-- Text passage --
# # # # #

7.11. No Unauthorized Use of Third Party Information or Customer Information. No Unauthorized Use of Third Party Information or Customer Information. Client will not download or make any copy (whether in hard copy or electronic) of any customer information collected by SpotOn or through SpotOn’s technology or the Services, and will use information relating to its customers only as permitted in Section 12.6. Client will use all customer information accessible to Client through the Services only during the Term of this contract, and only for Client’s internal business purposes, in accordance with SpotOn’s Privacy Policy and in accordance with applicable laws and regulations. Client will not provide any customer information obtained through the Services to any third party. Client will not obtain or seek to obtain access to any nonpublic information of SpotOn, any other SpotOn customer or other third party, or customer information maintained on behalf of another SpotOn client.

7.12. Use of Tablet(s) and Router. Client will use the Tablet(s) and/or Router loaned by SpotOn in accordance with the terms of Sections 3.7 and 4.3.

7.13. Authority for Multiple Locations. If Client registers more than one Location to use the Services, whether or not such Location is owned by Client or is a franchisee or other Licensee of Client, Client has the authority to commit such Location to the terms of this contract.

# # # # #

-- Record set --
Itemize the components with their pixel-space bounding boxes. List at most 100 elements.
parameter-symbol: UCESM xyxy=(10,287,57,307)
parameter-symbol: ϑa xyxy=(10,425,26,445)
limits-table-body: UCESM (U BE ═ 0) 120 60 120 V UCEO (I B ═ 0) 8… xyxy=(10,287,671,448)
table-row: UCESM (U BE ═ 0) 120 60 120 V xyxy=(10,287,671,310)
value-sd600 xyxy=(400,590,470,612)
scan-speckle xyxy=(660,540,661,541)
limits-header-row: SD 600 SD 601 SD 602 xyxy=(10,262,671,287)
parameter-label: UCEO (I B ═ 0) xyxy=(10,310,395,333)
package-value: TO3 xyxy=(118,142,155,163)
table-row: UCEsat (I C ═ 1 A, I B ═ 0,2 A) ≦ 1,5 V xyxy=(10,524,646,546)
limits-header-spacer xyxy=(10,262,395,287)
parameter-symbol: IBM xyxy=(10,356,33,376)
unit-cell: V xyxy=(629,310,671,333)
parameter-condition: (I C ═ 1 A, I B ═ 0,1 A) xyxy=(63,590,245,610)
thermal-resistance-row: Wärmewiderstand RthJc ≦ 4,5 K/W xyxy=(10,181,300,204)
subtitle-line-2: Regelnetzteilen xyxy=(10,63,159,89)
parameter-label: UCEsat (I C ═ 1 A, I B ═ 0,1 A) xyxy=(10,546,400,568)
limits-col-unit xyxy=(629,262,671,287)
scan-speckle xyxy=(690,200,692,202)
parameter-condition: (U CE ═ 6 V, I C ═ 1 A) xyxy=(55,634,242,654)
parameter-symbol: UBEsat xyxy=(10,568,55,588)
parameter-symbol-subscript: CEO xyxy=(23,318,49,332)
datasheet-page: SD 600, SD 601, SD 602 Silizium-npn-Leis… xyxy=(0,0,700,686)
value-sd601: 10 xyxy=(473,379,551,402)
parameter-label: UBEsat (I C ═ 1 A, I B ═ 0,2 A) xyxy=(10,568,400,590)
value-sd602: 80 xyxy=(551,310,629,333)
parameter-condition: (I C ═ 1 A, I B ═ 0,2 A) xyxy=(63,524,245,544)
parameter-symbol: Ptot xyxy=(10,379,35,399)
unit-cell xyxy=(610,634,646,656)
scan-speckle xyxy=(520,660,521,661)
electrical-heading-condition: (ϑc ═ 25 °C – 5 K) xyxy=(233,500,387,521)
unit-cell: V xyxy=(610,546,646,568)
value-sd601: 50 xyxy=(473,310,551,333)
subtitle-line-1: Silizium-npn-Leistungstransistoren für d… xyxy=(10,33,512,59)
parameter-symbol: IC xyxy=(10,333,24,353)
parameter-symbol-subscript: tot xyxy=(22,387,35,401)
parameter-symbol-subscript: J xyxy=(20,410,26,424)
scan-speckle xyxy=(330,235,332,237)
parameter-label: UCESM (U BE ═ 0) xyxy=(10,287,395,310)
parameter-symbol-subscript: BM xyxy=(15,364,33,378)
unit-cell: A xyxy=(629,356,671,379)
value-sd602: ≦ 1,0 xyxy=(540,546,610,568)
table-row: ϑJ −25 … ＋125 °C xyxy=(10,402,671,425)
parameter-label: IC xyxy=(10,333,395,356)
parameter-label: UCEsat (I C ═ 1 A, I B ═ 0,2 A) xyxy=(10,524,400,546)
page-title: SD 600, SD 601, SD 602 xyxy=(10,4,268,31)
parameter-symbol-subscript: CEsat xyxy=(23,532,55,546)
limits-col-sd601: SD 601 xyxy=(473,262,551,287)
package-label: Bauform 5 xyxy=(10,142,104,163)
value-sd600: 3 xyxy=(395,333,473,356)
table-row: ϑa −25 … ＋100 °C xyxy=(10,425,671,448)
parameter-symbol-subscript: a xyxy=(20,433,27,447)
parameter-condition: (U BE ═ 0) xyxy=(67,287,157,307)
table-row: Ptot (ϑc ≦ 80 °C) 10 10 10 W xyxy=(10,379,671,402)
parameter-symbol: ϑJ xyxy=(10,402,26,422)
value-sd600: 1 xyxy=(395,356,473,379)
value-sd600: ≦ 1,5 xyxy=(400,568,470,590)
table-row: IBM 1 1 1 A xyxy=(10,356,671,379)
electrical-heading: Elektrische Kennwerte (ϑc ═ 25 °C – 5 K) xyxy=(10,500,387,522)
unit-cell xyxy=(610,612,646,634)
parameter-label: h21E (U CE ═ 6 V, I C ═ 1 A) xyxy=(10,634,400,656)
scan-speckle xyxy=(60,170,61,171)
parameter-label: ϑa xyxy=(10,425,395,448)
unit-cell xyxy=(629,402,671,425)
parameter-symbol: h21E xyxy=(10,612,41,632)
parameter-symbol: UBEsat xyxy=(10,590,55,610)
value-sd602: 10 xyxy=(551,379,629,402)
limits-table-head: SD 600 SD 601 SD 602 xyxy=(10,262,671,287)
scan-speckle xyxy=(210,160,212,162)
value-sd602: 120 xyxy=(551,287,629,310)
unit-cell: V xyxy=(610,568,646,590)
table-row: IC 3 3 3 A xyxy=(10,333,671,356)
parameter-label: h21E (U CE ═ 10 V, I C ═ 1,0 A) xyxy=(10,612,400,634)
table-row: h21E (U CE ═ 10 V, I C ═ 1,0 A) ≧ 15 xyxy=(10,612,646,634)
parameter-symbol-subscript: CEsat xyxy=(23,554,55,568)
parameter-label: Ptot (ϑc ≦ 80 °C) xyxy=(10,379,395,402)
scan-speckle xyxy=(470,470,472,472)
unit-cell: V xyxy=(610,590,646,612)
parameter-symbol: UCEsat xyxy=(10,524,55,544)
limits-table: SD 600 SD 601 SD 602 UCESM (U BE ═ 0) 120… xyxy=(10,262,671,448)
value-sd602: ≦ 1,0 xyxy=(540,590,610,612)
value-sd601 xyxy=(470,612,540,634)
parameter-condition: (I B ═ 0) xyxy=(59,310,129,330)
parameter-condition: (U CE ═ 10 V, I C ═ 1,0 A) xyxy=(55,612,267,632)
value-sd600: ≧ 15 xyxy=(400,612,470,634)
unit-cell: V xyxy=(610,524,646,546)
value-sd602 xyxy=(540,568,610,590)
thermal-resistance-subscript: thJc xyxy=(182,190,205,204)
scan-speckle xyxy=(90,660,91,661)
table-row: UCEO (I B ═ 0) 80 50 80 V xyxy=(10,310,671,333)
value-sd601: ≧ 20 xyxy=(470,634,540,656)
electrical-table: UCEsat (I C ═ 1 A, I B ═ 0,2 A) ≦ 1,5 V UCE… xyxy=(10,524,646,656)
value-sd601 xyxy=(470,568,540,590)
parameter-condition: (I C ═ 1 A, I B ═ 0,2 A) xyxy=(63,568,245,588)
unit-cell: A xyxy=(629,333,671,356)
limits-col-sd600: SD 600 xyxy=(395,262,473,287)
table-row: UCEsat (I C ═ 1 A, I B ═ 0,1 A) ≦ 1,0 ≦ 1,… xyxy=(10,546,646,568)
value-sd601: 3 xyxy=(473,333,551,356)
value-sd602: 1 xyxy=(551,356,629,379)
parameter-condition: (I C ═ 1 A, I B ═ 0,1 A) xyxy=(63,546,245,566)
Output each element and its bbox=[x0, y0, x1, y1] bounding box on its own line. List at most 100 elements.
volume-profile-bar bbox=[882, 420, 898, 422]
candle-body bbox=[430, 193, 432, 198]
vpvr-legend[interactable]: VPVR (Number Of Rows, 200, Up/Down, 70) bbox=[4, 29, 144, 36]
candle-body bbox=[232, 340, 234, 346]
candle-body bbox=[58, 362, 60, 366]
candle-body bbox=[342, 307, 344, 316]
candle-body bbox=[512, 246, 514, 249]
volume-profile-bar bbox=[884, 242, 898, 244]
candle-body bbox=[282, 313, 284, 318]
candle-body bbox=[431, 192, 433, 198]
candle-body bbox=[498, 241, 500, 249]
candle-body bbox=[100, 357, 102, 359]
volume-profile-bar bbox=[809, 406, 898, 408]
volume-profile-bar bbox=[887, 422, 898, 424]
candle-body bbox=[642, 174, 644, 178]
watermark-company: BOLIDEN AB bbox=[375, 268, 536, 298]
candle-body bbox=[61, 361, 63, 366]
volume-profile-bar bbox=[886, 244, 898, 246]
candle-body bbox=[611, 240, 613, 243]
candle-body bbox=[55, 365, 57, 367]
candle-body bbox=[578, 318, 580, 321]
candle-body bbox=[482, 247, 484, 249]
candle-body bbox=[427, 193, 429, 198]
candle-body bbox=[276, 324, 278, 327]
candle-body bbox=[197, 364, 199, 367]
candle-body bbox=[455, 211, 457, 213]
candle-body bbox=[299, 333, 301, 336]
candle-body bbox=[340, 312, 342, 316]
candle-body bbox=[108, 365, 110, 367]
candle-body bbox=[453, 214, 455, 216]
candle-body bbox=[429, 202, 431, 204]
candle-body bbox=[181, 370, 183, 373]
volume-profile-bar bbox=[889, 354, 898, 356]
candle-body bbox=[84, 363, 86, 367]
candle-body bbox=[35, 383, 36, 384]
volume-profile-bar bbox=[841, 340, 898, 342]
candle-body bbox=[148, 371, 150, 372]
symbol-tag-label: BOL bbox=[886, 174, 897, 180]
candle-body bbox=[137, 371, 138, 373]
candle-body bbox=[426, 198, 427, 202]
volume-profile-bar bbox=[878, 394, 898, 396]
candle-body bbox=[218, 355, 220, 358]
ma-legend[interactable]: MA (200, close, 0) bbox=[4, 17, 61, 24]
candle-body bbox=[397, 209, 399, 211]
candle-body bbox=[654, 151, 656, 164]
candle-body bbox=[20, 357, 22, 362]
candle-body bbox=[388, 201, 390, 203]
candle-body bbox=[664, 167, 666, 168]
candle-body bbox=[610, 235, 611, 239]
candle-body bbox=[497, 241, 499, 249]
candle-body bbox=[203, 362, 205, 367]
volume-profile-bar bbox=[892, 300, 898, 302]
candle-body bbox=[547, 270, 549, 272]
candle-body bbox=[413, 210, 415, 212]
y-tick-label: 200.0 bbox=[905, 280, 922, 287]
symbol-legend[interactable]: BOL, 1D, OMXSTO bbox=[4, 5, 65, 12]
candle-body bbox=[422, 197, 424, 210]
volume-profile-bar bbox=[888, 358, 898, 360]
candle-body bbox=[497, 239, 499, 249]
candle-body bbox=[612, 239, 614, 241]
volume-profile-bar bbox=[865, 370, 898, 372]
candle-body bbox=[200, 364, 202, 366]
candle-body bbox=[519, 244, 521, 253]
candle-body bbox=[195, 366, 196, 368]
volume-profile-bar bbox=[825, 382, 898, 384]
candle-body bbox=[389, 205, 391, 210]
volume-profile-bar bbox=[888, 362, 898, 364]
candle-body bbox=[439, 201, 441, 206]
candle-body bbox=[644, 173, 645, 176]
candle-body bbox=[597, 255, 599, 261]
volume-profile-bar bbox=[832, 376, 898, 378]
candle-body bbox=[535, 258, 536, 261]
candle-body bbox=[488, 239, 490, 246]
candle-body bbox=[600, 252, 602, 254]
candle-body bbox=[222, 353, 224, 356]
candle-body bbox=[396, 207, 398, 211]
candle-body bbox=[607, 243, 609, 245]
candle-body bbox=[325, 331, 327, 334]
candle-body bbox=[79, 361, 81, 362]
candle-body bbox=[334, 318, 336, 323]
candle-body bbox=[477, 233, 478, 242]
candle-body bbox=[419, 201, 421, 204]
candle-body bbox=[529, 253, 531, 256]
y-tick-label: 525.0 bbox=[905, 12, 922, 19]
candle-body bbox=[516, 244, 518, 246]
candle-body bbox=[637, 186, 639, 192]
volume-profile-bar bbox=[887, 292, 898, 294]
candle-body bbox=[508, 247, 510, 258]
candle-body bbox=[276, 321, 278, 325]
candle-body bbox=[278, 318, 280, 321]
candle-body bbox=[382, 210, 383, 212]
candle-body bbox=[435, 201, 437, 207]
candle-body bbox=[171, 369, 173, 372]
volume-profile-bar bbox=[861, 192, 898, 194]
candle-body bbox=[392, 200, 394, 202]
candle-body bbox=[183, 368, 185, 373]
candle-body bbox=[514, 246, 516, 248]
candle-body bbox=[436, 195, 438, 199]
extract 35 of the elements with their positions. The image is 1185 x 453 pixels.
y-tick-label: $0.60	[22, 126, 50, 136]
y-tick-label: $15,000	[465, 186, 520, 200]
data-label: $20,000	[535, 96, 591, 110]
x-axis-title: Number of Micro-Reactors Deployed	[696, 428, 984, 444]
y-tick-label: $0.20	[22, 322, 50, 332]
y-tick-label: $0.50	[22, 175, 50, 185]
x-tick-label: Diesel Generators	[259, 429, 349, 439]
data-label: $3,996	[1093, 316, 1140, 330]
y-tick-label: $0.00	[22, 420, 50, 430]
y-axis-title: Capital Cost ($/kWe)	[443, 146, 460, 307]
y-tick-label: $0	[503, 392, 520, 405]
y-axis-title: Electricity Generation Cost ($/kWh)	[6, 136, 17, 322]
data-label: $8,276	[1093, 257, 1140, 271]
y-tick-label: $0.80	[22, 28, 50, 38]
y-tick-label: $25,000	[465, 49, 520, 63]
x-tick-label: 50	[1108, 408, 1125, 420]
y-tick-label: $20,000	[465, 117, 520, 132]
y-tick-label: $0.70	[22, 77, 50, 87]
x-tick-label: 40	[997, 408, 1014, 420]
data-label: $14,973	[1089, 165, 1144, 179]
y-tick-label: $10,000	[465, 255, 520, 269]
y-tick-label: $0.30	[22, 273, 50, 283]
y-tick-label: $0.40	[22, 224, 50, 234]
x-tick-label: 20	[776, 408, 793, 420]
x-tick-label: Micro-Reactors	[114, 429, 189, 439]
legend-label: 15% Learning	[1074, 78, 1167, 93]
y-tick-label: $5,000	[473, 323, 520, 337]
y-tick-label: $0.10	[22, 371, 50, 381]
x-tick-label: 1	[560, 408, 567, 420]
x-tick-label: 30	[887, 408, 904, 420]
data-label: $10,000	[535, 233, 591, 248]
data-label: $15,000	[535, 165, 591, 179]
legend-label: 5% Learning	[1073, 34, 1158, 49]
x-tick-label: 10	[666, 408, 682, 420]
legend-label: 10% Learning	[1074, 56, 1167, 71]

# # # # #

-- Tasks --
**1)** Answer these questions about the SpotOn contract excerpt:
(a) Which section sets the limits on how Client may use information relating to its customers?
(b) Which sections govern Client's use of the Tablet(s) and Router loaned by SpotOn?
(c) Under Section 7.13, what authority does Client have over each Location it registers?
**2)** Continue the SpotOn contract excerpt after Section 7.13.

-- Replies --
**1)**
(a) Section 12.6.
(b) Sections 3.7 and 4.3.
(c) Client has the authority to commit each such Location to the terms of this contract.

**2)**
8. Disclaimers; Limitations of Liability; Release and Waiver

8.1. Third Party Services. Client understands and agrees (i) that SpotOn offers Services through the internet and through third parties, including but not limited to internet service providers, gateways, Facebook, Twitter and possibly other social networking or other third party sites or services (collectively, “Third Party Services”), and (ii) that the Tablet(s) and/or Router loaned to Client by SpotOn are manufactured by a third party (“Third Party Devices”). Client agrees that SpotOn is not responsible for the performance of the internet, any Third Party Services or any Third Party Devices, for the reliability, security, availability, compliance with law or any other aspect of the internet, Third Party Services or Third Party Devices. CLIENT HEREBY RELEASES SPOTON FROM ANY DAMAGES CLIENT OR ITS CUSTOMERS MAY INCUR AS A RESULT OF USE OF THE INTERNET; HOTSPOT, SPOTON’S WEBSITE, TOOLS, TECHNOLOGY OR SERVICES; OR THIRD PARTY SERVICES OR THIRD PARTY DEVICES. CLIENT AGREES NOT TO ASSERT ANY CLAIMS AGAINST SPOT ON, ITS OFFICERS, DIRECTORS, EMPLOYEES, AGENTS OR REPRESENTATIVES (COLLECTIVELY, “ASSOCIATED PERSONS”) ARISING IN ANY WAY FROM USE OF THE INTERNET, THIRD PARTY SERVICES OR THIRD PARTY DEVICES. In connection with the foregoing release, Client hereby waives California Civil Code Section 1542, and any similar provision in any other jurisdiction. California Civil Code Section 1542 provides: “A general release does not extend to claims which the creditor does not know or suspect to exist in his favor at the time of executing the release, which, if known by him must have materially affected his settlement with the debtor.”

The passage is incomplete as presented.